▸ **GOAL**: Count the lines below that contain the word "time", and report only that number.

▸ **DATA ROWS**:
>> Start
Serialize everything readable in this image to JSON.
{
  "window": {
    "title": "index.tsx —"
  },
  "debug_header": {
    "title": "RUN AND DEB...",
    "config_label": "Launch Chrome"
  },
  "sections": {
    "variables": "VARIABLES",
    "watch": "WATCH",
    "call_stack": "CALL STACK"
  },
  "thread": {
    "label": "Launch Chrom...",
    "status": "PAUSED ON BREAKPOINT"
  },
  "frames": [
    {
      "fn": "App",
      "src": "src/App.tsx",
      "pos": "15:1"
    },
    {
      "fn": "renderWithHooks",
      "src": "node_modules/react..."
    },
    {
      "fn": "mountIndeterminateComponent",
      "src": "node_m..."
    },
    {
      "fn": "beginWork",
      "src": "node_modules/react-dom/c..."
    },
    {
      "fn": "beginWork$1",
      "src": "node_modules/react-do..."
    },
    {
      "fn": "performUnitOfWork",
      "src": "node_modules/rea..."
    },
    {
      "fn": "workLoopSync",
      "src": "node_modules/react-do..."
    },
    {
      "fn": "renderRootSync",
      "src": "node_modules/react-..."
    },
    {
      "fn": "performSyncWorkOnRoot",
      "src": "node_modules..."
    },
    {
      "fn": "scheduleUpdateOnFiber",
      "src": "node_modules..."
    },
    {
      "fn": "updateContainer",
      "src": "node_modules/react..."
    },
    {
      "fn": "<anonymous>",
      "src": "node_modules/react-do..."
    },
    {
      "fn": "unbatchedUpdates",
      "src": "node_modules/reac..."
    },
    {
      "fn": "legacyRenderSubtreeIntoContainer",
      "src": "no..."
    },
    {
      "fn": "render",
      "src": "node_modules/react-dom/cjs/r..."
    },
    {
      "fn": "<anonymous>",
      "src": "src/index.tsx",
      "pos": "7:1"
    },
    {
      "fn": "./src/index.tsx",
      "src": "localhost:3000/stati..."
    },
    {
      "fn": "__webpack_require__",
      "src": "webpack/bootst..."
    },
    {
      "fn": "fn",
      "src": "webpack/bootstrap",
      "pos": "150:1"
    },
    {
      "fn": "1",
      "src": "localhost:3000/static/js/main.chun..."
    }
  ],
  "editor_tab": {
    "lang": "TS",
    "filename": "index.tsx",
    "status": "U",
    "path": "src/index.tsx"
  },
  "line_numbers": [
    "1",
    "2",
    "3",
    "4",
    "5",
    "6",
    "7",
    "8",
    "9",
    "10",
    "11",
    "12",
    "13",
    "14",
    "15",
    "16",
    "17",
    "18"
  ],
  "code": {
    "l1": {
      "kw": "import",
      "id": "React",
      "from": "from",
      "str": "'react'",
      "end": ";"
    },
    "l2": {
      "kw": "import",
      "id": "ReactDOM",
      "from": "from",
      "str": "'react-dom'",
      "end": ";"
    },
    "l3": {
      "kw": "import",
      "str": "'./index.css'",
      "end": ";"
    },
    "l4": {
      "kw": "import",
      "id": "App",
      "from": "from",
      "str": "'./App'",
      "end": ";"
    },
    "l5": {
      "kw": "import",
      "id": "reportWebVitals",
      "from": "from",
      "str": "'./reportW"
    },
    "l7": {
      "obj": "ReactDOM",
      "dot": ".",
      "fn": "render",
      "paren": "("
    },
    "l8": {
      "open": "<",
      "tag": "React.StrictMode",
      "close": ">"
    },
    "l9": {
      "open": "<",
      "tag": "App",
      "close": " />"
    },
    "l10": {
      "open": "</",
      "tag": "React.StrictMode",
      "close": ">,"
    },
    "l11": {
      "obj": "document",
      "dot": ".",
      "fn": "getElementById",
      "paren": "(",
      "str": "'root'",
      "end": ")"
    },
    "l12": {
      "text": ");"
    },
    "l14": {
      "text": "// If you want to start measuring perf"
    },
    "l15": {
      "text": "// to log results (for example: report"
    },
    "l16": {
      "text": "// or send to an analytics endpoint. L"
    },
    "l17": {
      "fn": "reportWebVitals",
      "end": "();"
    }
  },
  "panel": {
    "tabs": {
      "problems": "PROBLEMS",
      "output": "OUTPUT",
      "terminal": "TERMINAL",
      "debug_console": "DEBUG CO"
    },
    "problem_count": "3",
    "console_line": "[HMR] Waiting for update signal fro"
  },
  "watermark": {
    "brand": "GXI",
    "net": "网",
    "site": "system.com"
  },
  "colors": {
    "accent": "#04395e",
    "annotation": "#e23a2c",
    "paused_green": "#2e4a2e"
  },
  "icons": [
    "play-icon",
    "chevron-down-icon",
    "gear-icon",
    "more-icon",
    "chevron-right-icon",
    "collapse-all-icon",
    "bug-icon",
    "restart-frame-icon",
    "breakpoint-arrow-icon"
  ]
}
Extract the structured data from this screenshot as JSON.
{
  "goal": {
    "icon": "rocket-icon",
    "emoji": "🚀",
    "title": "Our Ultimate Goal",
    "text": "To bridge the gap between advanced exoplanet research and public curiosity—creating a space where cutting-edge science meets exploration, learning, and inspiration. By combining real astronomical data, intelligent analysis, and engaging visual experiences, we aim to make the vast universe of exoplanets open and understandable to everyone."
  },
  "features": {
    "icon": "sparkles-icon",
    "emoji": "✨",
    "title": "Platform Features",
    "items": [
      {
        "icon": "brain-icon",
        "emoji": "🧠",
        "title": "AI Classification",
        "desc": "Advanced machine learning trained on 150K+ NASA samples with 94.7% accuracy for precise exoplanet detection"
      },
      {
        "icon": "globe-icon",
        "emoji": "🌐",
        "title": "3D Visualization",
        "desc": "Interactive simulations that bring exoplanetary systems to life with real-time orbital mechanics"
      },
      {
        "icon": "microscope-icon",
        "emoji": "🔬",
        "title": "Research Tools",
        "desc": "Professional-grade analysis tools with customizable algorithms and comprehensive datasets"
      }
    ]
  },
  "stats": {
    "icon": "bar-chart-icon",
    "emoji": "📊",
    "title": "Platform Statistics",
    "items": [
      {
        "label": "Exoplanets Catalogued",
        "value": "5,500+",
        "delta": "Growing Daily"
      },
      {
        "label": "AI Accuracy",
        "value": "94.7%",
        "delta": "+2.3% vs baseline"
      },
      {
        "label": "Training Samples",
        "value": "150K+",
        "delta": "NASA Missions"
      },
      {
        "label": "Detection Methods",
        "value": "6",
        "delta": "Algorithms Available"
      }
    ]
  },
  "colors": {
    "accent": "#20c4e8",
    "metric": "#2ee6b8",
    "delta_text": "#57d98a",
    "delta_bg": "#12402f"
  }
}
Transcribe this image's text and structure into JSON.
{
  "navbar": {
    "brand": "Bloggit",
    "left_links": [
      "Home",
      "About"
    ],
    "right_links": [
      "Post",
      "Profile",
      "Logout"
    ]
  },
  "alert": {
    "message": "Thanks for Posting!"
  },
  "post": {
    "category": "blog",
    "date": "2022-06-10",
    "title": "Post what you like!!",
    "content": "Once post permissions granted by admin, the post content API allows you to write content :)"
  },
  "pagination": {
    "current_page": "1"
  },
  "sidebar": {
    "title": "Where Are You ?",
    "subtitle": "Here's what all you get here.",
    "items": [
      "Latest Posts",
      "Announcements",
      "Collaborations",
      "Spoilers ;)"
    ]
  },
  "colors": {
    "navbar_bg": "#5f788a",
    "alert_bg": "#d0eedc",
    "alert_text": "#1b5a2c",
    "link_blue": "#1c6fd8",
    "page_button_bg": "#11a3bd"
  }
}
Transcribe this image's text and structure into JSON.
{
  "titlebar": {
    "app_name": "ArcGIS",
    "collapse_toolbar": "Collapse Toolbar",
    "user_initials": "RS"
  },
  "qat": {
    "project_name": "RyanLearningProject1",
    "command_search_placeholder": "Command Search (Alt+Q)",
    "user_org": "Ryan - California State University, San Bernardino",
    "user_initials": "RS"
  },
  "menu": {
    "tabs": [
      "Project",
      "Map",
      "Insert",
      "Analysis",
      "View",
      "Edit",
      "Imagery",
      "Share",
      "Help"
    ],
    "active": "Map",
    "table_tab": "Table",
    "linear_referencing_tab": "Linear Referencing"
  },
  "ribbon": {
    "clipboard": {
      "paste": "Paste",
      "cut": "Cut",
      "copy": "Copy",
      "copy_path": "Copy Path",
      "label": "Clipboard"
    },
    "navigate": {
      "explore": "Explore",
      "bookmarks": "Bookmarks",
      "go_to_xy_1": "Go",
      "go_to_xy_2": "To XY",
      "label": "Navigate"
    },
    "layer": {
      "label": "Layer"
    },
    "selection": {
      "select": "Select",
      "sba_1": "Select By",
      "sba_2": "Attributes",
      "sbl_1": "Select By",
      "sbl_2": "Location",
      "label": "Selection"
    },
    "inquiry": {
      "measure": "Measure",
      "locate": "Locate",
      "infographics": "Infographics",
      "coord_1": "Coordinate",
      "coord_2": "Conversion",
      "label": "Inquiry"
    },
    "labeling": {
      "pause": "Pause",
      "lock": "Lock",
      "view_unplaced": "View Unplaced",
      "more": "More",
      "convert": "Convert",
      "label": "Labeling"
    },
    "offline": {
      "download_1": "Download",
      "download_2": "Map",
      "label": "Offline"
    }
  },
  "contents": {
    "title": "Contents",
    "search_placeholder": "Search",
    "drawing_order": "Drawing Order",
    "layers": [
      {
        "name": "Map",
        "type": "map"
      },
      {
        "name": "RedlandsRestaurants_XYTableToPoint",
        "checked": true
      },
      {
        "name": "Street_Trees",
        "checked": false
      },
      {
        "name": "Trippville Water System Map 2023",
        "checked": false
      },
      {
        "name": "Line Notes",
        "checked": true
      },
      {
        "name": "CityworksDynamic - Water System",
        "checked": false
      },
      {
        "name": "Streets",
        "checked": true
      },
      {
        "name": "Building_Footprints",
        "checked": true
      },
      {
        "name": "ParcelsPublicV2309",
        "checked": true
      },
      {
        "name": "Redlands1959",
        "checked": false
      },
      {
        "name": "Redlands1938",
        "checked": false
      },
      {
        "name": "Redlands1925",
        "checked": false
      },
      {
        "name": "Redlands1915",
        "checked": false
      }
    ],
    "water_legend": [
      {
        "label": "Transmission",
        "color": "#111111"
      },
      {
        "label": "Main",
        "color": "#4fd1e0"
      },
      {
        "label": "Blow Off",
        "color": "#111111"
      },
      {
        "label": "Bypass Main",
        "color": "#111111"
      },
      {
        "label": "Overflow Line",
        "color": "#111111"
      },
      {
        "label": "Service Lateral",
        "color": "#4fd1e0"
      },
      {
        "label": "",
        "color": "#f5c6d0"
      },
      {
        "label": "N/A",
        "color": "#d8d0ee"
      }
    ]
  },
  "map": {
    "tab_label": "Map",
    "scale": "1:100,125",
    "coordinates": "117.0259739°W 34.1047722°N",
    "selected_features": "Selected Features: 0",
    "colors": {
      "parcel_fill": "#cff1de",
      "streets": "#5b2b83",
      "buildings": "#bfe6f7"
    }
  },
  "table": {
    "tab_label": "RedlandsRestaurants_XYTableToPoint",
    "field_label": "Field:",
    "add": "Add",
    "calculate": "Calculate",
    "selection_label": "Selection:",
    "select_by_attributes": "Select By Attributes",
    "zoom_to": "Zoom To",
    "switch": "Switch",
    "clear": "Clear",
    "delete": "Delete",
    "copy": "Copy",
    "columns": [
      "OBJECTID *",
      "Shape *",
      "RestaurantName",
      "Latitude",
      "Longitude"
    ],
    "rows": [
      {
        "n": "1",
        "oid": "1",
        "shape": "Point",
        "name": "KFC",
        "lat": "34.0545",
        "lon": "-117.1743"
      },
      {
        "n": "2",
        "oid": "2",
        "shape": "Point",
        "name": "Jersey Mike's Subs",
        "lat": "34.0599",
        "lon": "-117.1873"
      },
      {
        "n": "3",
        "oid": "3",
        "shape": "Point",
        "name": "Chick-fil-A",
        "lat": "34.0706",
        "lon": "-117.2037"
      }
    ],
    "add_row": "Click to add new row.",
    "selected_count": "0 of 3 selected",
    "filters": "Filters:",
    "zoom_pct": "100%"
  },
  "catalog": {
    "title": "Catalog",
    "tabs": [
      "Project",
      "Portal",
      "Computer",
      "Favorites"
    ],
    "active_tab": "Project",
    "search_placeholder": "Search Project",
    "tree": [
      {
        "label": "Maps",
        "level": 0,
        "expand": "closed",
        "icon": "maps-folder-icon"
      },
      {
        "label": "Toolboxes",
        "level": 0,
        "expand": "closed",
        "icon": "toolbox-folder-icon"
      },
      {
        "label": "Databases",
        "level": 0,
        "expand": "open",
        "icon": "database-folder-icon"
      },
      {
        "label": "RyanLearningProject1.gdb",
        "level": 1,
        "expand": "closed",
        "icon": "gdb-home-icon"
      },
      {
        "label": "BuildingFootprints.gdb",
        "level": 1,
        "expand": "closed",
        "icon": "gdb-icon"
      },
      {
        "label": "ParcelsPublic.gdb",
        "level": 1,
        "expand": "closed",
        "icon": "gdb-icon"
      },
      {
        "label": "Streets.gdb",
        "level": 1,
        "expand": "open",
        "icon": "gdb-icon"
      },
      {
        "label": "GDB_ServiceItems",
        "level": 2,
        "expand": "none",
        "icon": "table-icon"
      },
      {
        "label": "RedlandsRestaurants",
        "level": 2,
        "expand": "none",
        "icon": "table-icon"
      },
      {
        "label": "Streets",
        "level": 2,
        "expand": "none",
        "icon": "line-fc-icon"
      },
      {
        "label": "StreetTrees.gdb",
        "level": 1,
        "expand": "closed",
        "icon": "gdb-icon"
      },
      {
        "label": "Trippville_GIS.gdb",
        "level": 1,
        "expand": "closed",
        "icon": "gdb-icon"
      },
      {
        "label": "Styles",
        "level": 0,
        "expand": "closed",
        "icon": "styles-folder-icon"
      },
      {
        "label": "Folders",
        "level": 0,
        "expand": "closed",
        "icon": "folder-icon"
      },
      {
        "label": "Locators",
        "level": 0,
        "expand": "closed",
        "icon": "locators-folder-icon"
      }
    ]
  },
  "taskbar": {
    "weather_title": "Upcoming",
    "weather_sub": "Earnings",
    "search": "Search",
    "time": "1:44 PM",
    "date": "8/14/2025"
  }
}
>> End
▸ **THE OUTPUT**: 2